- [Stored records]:

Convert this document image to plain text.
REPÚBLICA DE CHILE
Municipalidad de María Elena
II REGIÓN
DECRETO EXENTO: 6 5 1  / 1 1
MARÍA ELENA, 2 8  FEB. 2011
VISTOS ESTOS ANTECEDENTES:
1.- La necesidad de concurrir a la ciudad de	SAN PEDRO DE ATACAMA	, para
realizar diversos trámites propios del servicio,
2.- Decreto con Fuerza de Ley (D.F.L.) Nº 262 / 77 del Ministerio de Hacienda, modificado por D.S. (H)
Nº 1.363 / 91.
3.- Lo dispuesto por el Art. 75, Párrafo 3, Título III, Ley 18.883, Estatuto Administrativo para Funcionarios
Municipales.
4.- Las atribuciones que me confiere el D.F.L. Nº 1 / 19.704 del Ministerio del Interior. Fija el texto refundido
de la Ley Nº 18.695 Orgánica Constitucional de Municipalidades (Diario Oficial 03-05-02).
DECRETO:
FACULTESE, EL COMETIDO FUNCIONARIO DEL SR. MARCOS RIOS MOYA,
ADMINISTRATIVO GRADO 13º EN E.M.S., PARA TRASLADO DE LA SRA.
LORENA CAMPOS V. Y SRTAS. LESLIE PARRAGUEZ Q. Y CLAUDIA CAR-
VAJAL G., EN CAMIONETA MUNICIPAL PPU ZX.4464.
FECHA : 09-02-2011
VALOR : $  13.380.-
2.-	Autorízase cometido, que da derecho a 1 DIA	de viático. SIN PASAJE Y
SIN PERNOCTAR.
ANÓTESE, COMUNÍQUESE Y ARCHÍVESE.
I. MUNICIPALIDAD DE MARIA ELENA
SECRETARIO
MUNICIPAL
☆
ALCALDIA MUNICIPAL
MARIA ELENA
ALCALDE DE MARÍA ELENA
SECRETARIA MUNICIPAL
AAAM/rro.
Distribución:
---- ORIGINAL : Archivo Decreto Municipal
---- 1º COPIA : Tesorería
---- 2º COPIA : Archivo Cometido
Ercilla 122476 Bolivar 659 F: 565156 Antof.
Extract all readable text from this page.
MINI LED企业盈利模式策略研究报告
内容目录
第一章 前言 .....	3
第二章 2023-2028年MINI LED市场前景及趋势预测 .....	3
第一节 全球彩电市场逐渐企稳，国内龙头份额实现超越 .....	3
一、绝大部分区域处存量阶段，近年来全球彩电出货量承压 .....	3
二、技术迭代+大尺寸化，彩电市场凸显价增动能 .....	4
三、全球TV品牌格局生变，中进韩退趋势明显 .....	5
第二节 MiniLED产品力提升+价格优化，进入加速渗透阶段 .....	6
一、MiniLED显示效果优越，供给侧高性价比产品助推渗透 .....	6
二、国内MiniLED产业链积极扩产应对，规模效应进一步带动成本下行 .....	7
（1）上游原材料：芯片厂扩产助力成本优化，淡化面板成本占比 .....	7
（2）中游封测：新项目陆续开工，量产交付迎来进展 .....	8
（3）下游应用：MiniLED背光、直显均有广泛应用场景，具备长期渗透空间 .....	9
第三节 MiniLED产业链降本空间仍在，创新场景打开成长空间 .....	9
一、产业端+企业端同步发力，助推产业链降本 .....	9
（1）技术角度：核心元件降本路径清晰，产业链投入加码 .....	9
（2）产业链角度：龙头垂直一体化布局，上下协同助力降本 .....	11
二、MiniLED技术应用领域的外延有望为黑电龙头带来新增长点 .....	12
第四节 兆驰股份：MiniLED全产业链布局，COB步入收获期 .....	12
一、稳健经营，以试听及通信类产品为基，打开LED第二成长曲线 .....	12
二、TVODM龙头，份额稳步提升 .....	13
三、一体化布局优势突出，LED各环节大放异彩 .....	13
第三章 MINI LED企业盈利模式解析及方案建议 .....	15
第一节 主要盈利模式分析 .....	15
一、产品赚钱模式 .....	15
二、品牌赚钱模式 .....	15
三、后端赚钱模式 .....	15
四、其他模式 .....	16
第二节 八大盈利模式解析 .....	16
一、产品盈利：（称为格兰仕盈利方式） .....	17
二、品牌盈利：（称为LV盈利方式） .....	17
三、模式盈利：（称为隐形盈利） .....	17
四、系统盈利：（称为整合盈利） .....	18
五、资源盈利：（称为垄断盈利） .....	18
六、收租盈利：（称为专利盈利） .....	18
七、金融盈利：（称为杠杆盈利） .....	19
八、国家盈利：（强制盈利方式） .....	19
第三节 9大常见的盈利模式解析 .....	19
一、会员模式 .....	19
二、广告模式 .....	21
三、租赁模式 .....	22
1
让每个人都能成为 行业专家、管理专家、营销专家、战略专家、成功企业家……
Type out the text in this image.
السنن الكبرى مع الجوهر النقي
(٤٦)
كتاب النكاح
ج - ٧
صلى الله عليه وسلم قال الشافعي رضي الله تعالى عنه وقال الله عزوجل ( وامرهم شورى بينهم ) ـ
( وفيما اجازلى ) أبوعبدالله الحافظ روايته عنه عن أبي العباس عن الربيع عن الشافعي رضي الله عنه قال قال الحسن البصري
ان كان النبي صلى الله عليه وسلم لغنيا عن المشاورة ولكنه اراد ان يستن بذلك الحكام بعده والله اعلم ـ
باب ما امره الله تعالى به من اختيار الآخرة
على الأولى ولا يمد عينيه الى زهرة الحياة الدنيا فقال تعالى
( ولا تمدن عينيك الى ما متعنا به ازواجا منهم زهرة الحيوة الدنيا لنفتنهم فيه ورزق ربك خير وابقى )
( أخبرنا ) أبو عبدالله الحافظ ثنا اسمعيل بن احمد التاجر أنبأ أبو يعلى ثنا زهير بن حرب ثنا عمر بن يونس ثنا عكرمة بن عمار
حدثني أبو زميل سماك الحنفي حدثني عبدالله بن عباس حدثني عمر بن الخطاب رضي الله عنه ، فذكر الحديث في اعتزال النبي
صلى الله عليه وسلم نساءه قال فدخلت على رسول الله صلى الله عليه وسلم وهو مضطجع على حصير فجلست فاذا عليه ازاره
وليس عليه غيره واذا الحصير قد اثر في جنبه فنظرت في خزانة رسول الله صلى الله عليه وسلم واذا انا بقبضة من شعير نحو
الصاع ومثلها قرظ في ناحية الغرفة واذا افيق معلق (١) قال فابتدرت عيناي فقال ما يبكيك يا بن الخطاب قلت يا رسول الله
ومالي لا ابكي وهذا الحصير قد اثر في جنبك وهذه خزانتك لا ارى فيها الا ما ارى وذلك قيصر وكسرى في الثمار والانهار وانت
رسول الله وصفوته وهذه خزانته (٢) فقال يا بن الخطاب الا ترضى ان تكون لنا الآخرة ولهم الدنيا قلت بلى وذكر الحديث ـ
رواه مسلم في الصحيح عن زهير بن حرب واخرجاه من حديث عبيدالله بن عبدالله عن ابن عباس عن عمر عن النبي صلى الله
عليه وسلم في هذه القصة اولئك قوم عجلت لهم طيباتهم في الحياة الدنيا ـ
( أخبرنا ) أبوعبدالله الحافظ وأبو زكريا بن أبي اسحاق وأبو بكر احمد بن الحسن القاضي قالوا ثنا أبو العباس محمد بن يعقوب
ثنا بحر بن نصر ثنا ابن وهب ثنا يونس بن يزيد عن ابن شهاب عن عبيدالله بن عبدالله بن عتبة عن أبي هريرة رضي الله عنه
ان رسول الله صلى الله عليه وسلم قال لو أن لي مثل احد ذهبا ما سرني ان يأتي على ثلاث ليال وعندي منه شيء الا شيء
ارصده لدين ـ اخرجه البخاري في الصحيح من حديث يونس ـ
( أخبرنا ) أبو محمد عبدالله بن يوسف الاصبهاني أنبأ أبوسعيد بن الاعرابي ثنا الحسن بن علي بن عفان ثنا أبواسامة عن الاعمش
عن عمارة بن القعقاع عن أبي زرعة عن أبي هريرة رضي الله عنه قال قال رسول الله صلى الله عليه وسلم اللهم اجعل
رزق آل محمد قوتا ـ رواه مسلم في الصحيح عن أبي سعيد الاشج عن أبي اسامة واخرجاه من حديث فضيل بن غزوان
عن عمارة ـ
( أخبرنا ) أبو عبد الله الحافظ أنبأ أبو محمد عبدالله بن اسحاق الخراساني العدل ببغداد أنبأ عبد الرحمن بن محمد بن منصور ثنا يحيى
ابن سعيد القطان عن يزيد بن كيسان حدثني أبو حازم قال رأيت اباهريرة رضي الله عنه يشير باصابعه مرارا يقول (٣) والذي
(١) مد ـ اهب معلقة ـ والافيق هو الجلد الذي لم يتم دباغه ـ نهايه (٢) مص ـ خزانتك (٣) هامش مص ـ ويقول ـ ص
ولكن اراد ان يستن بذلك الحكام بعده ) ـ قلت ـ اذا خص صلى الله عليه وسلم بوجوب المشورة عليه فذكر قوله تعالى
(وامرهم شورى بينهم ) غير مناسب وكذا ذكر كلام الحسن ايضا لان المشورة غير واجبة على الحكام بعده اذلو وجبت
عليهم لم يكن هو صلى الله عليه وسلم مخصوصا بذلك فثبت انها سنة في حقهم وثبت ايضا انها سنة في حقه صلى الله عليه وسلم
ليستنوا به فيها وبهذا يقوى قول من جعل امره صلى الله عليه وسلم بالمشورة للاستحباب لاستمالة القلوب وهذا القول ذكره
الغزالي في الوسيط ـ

- [YOUR GOAL]: Examine the data above and state how many of its lines contain the word "أخبرنا", with no further remarks.

- [OUTPUT BELOW]: 4